=== Material provided ===

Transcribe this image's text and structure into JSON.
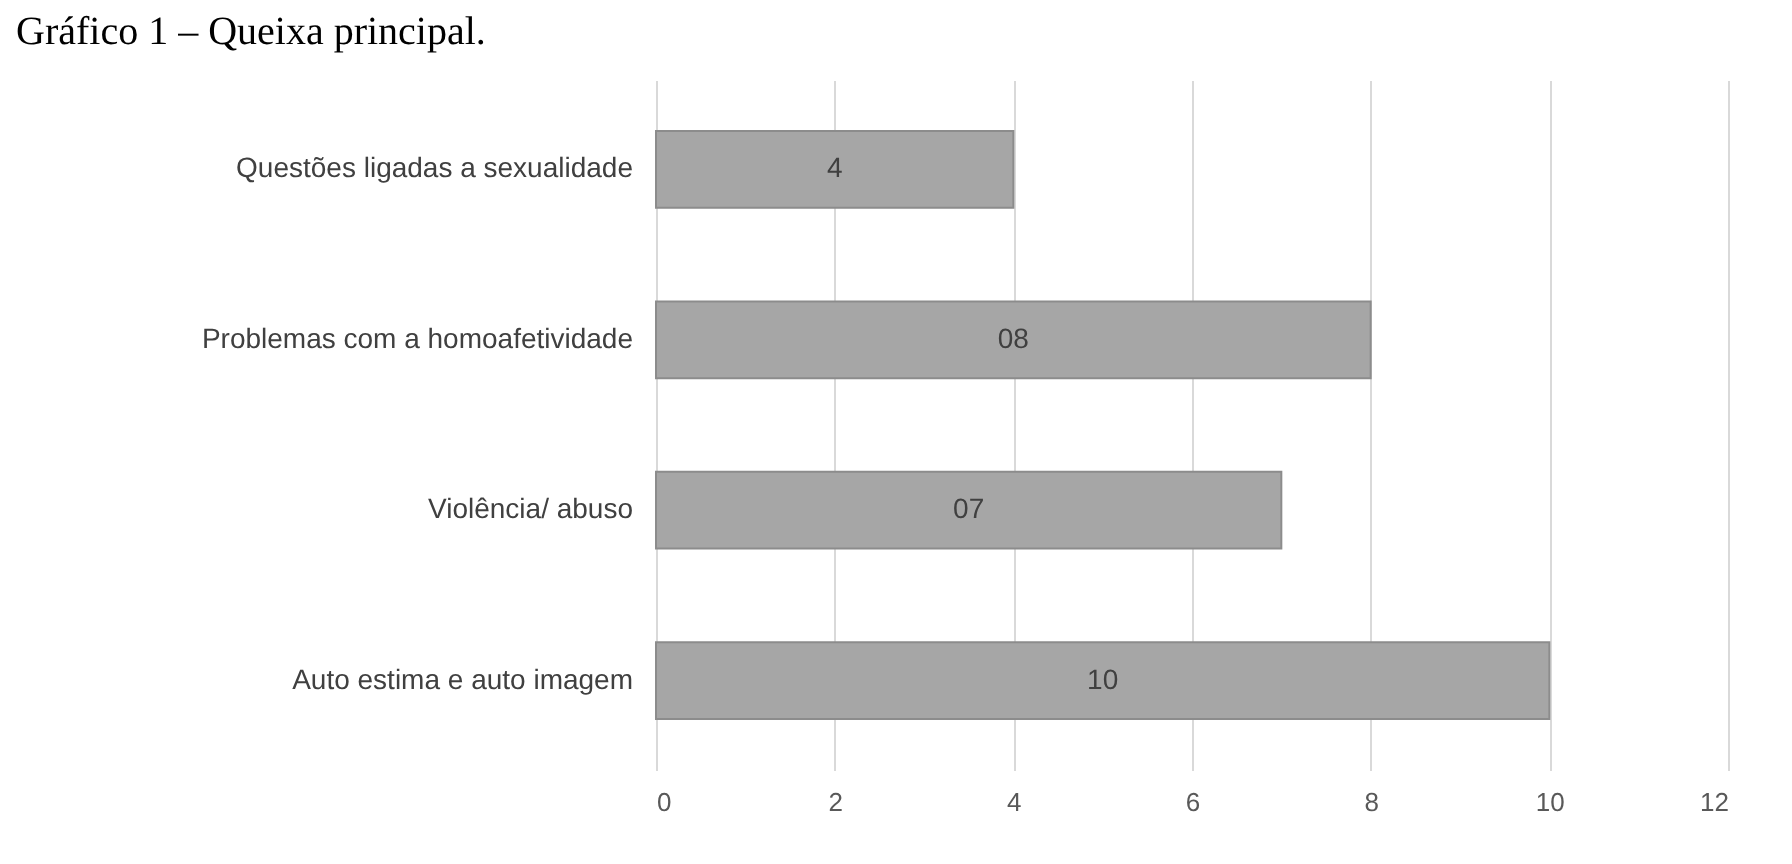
{
  "chart_data": {
    "type": "bar",
    "orientation": "horizontal",
    "title": "Gráfico 1 – Queixa principal.",
    "categories": [
      "Questões ligadas a sexualidade",
      "Problemas com a homoafetividade",
      "Violência/ abuso",
      "Auto estima e auto imagem"
    ],
    "values": [
      4,
      8,
      7,
      10
    ],
    "value_labels": [
      "4",
      "08",
      "07",
      "10"
    ],
    "color": "#a6a6a6",
    "xlim": [
      0,
      12
    ],
    "xticks": [
      0,
      2,
      4,
      6,
      8,
      10,
      12
    ],
    "grid": "x"
  }
}
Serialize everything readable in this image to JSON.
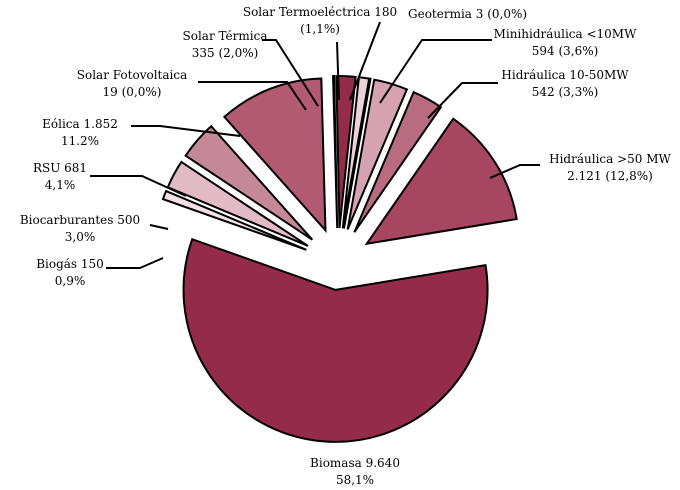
{
  "chart_data": {
    "type": "pie",
    "categories": [
      "Geotermia",
      "Minihidráulica <10MW",
      "Hidráulica 10-50MW",
      "Hidráulica >50 MW",
      "Biomasa",
      "Biogás",
      "Biocarburantes",
      "RSU",
      "Eólica",
      "Solar Fotovoltaica",
      "Solar Térmica",
      "Solar Termoeléctrica"
    ],
    "values": [
      3,
      594,
      542,
      2121,
      9640,
      150,
      500,
      681,
      1852,
      19,
      335,
      180
    ],
    "value_labels": [
      "3",
      "594",
      "542",
      "2.121",
      "9.640",
      "150",
      "500",
      "681",
      "1.852",
      "19",
      "335",
      "180"
    ],
    "percents": [
      0.0,
      3.6,
      3.3,
      12.8,
      58.1,
      0.9,
      3.0,
      4.1,
      11.2,
      0.0,
      2.0,
      1.1
    ],
    "percent_labels": [
      "(0,0%)",
      "(3,6%)",
      "(3,3%)",
      "(12,8%)",
      "58,1%",
      "0,9%",
      "3,0%",
      "4,1%",
      "11.2%",
      "(0,0%)",
      "(2,0%)",
      "(1,1%)"
    ],
    "colors": [
      "#e6c6d0",
      "#d4a2b1",
      "#b96b80",
      "#a64660",
      "#952b4a",
      "#f2e0e5",
      "#e2bac6",
      "#c48898",
      "#b15a72",
      "#e8ccd4",
      "#952b4a",
      "#ecd3da"
    ]
  }
}
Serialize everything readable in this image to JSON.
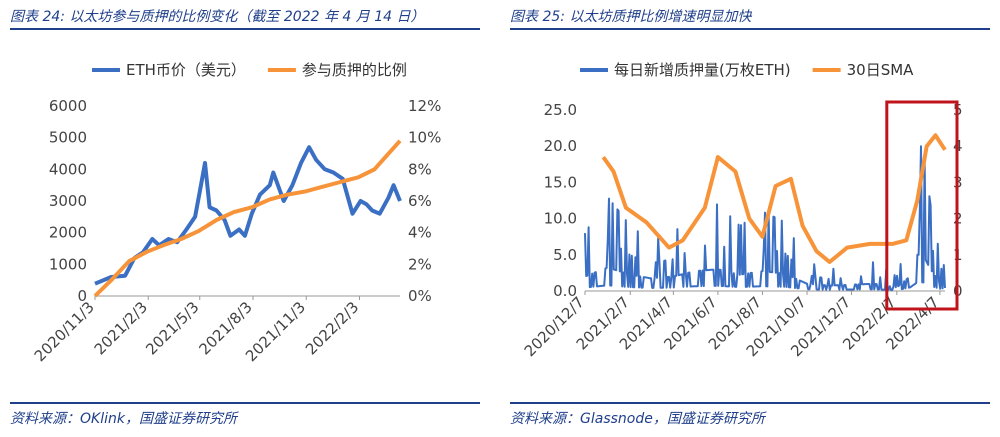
{
  "left": {
    "title": "图表 24:  以太坊参与质押的比例变化（截至 2022 年 4 月 14 日）",
    "source": "资料来源：OKlink，国盛证券研究所"
  },
  "right": {
    "title": "图表 25:  以太坊质押比例增速明显加快",
    "source": "资料来源：Glassnode，国盛证券研究所"
  },
  "colors": {
    "blue": "#3a6fc4",
    "orange": "#f7943a",
    "accent": "#1f3f8a",
    "highlight": "#c0141c"
  },
  "chart_data": [
    {
      "type": "line",
      "series": [
        {
          "name": "ETH币价（美元）",
          "axis": "left",
          "color": "#3a6fc4",
          "x": [
            "2020-11-03",
            "2020-12-01",
            "2020-12-25",
            "2021-01-10",
            "2021-01-25",
            "2021-02-10",
            "2021-02-22",
            "2021-03-10",
            "2021-03-25",
            "2021-04-10",
            "2021-04-25",
            "2021-05-03",
            "2021-05-12",
            "2021-05-20",
            "2021-06-01",
            "2021-06-15",
            "2021-06-25",
            "2021-07-10",
            "2021-07-20",
            "2021-08-01",
            "2021-08-15",
            "2021-09-01",
            "2021-09-07",
            "2021-09-25",
            "2021-10-10",
            "2021-10-25",
            "2021-11-08",
            "2021-11-20",
            "2021-12-05",
            "2021-12-20",
            "2022-01-05",
            "2022-01-22",
            "2022-02-05",
            "2022-02-15",
            "2022-02-25",
            "2022-03-10",
            "2022-03-25",
            "2022-04-03",
            "2022-04-14"
          ],
          "y": [
            390,
            600,
            640,
            1200,
            1380,
            1800,
            1600,
            1800,
            1700,
            2100,
            2500,
            3300,
            4200,
            2800,
            2700,
            2400,
            1900,
            2100,
            1900,
            2600,
            3200,
            3500,
            3900,
            3000,
            3500,
            4200,
            4700,
            4300,
            4000,
            3900,
            3700,
            2600,
            3000,
            2900,
            2700,
            2600,
            3100,
            3500,
            3000
          ]
        },
        {
          "name": "参与质押的比例",
          "axis": "right",
          "color": "#f7943a",
          "x": [
            "2020-11-03",
            "2020-12-01",
            "2021-01-01",
            "2021-02-01",
            "2021-03-01",
            "2021-04-01",
            "2021-05-01",
            "2021-06-01",
            "2021-07-01",
            "2021-08-01",
            "2021-09-01",
            "2021-10-01",
            "2021-11-01",
            "2021-12-01",
            "2022-01-01",
            "2022-02-01",
            "2022-03-01",
            "2022-04-14"
          ],
          "y": [
            0.0,
            1.0,
            2.2,
            2.8,
            3.2,
            3.6,
            4.1,
            4.8,
            5.3,
            5.6,
            6.1,
            6.4,
            6.6,
            6.9,
            7.2,
            7.5,
            8.0,
            9.8
          ]
        }
      ],
      "yleft": {
        "lim": [
          0,
          6000
        ],
        "ticks": [
          "0",
          "1000",
          "2000",
          "3000",
          "4000",
          "5000",
          "6000"
        ]
      },
      "yright": {
        "lim": [
          0,
          12
        ],
        "ticks": [
          "0%",
          "2%",
          "4%",
          "6%",
          "8%",
          "10%",
          "12%"
        ]
      },
      "xticks": [
        "2020/11/3",
        "2021/2/3",
        "2021/5/3",
        "2021/8/3",
        "2021/11/3",
        "2022/2/3"
      ],
      "legend": "top-center"
    },
    {
      "type": "line",
      "series": [
        {
          "name": "每日新增质押量(万枚ETH)",
          "axis": "left",
          "color": "#3a6fc4",
          "style": "spiky",
          "x": [
            "2020-12-07",
            "2021-01-07",
            "2021-02-07",
            "2021-03-07",
            "2021-04-07",
            "2021-05-07",
            "2021-06-07",
            "2021-07-07",
            "2021-08-07",
            "2021-09-07",
            "2021-10-07",
            "2021-11-07",
            "2021-12-07",
            "2022-01-07",
            "2022-02-07",
            "2022-02-25",
            "2022-03-07",
            "2022-03-15",
            "2022-03-25",
            "2022-04-07",
            "2022-04-14"
          ],
          "y": [
            8.0,
            13.0,
            9.0,
            7.0,
            8.0,
            11.0,
            12.0,
            9.0,
            11.0,
            9.5,
            4.0,
            3.0,
            3.5,
            4.0,
            2.0,
            8.0,
            20.0,
            20.0,
            12.0,
            5.0,
            7.0
          ]
        },
        {
          "name": "30日SMA",
          "axis": "right",
          "color": "#f7943a",
          "x": [
            "2021-01-01",
            "2021-01-15",
            "2021-02-01",
            "2021-03-01",
            "2021-04-01",
            "2021-04-20",
            "2021-05-20",
            "2021-06-07",
            "2021-07-01",
            "2021-07-20",
            "2021-08-07",
            "2021-08-25",
            "2021-09-15",
            "2021-10-01",
            "2021-10-20",
            "2021-11-07",
            "2021-12-01",
            "2022-01-01",
            "2022-02-01",
            "2022-02-20",
            "2022-03-07",
            "2022-03-20",
            "2022-04-01",
            "2022-04-14"
          ],
          "y": [
            3.7,
            3.3,
            2.3,
            1.9,
            1.2,
            1.4,
            2.3,
            3.7,
            3.3,
            2.0,
            1.5,
            2.9,
            3.1,
            1.8,
            1.1,
            0.8,
            1.2,
            1.3,
            1.3,
            1.4,
            2.5,
            4.0,
            4.3,
            3.9
          ]
        }
      ],
      "yleft": {
        "lim": [
          0,
          25
        ],
        "ticks": [
          "0.0",
          "5.0",
          "10.0",
          "15.0",
          "20.0",
          "25.0"
        ]
      },
      "yright": {
        "lim": [
          0,
          5
        ],
        "ticks": [
          "0",
          "1",
          "2",
          "3",
          "4",
          "5"
        ]
      },
      "xticks": [
        "2020/12/7",
        "2021/2/7",
        "2021/4/7",
        "2021/6/7",
        "2021/8/7",
        "2021/10/7",
        "2021/12/7",
        "2022/2/7",
        "2022/4/7"
      ],
      "legend": "top-center"
    }
  ]
}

===

- The problem -
Go through the listing above and return every line where the word "Solar" occurs.

- Answer to this problem -
      "Solar Fotovoltaica",
      "Solar Térmica",
      "Solar Termoeléctrica"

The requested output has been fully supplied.